Dataset excerpt:
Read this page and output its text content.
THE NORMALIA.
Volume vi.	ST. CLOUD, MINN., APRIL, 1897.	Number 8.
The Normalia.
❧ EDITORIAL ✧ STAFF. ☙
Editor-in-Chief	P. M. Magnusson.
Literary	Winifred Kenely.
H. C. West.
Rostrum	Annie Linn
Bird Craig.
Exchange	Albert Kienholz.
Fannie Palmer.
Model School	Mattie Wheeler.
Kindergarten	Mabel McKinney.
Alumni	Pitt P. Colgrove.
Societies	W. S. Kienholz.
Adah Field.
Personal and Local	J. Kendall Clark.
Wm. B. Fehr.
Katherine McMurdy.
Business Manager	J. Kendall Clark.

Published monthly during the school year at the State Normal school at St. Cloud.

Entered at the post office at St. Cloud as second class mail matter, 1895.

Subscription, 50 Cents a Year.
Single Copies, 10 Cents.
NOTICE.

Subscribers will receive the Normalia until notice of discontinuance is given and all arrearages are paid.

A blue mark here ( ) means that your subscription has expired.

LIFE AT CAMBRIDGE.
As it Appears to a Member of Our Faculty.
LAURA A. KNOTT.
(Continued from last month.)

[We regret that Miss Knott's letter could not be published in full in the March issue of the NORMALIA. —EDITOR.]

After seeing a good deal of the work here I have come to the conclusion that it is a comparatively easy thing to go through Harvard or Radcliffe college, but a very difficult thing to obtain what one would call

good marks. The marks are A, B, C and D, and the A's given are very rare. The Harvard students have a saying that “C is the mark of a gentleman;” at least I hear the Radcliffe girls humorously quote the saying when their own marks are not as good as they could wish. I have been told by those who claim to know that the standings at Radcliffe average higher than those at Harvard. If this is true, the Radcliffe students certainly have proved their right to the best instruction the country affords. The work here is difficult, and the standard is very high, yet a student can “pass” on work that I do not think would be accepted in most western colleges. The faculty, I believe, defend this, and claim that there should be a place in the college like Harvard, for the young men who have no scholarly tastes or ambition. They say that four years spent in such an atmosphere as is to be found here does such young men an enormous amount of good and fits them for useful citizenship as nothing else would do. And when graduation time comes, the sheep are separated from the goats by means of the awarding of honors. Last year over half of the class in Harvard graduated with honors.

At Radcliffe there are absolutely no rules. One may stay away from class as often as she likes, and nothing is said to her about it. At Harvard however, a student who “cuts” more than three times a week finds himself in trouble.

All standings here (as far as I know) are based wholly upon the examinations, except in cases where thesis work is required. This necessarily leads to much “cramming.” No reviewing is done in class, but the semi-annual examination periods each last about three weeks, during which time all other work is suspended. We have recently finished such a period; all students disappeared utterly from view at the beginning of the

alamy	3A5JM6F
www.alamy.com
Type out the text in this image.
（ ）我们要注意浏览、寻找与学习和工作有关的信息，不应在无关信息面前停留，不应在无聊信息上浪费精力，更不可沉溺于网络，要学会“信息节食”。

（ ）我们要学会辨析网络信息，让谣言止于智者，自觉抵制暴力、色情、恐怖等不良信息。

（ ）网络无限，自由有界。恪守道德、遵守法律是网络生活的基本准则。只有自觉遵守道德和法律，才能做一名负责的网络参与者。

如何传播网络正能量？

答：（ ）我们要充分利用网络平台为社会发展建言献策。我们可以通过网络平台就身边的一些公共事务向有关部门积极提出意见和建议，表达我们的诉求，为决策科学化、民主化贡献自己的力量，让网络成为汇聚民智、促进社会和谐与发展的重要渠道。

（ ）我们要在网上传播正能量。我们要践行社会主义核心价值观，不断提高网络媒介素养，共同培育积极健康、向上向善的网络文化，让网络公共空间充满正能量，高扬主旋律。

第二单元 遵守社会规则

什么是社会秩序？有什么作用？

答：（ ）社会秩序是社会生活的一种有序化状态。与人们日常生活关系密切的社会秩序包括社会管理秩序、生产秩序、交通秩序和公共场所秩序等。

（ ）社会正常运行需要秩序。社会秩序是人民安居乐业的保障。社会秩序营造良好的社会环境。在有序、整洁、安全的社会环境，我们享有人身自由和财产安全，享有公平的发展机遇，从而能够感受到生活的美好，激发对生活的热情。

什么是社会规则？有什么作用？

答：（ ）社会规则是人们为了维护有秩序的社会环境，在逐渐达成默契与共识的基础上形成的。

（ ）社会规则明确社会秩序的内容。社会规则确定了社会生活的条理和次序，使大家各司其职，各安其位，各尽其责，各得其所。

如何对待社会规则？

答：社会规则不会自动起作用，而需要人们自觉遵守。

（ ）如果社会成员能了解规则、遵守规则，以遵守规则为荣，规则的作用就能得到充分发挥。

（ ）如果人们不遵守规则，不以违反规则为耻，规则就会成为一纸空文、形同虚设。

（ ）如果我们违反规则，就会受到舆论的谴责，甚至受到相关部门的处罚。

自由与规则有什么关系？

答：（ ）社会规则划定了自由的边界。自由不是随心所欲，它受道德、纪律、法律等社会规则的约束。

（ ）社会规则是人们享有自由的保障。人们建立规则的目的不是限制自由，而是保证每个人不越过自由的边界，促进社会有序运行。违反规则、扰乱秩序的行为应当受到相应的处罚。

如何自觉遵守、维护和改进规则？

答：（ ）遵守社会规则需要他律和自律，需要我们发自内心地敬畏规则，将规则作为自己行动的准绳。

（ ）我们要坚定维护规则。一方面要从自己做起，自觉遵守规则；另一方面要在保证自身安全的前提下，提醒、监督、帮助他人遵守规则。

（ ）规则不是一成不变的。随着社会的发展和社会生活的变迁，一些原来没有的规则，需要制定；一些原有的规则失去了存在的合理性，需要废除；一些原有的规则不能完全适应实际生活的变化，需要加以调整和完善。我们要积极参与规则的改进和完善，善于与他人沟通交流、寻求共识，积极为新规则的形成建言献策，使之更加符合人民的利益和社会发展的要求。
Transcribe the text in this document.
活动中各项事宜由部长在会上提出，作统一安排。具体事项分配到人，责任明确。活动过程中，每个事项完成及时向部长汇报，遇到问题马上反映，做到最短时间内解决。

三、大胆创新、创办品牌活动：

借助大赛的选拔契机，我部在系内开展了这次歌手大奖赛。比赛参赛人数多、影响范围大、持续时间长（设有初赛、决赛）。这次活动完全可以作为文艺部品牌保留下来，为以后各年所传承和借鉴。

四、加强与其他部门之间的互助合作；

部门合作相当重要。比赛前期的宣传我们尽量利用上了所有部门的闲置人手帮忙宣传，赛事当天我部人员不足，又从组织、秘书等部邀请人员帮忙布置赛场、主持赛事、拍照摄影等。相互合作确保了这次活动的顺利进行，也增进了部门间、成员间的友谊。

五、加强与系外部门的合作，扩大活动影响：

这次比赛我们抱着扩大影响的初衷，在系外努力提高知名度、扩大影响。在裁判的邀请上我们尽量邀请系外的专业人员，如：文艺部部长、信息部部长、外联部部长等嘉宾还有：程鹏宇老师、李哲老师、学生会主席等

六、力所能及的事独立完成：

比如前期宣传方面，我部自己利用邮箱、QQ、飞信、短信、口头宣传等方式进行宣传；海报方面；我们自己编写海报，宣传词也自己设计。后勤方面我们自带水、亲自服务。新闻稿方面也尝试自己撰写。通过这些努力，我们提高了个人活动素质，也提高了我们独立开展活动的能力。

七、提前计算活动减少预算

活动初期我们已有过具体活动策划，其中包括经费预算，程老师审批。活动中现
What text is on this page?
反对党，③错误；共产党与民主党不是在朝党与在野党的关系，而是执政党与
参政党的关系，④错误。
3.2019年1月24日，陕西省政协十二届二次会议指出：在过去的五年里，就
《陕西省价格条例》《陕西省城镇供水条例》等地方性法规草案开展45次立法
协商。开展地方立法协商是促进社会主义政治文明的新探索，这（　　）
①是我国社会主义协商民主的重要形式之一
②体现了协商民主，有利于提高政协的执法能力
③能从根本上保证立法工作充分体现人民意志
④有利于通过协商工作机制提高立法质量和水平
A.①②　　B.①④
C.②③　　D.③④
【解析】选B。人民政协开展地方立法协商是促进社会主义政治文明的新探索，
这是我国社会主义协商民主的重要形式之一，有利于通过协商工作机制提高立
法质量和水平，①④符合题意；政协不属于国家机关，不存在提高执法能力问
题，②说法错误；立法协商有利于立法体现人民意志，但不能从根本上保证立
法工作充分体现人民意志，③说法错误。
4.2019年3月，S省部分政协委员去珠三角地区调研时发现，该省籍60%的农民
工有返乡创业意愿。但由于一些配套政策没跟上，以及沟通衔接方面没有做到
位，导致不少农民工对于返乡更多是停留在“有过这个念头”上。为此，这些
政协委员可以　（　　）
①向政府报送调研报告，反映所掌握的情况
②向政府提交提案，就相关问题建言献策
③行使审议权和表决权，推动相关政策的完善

• **OBJECTIVE**:
Return each line with "Clark".

• **RESPONSE BELOW**:
Personal and Local	J. Kendall Clark.
Business Manager	J. Kendall Clark.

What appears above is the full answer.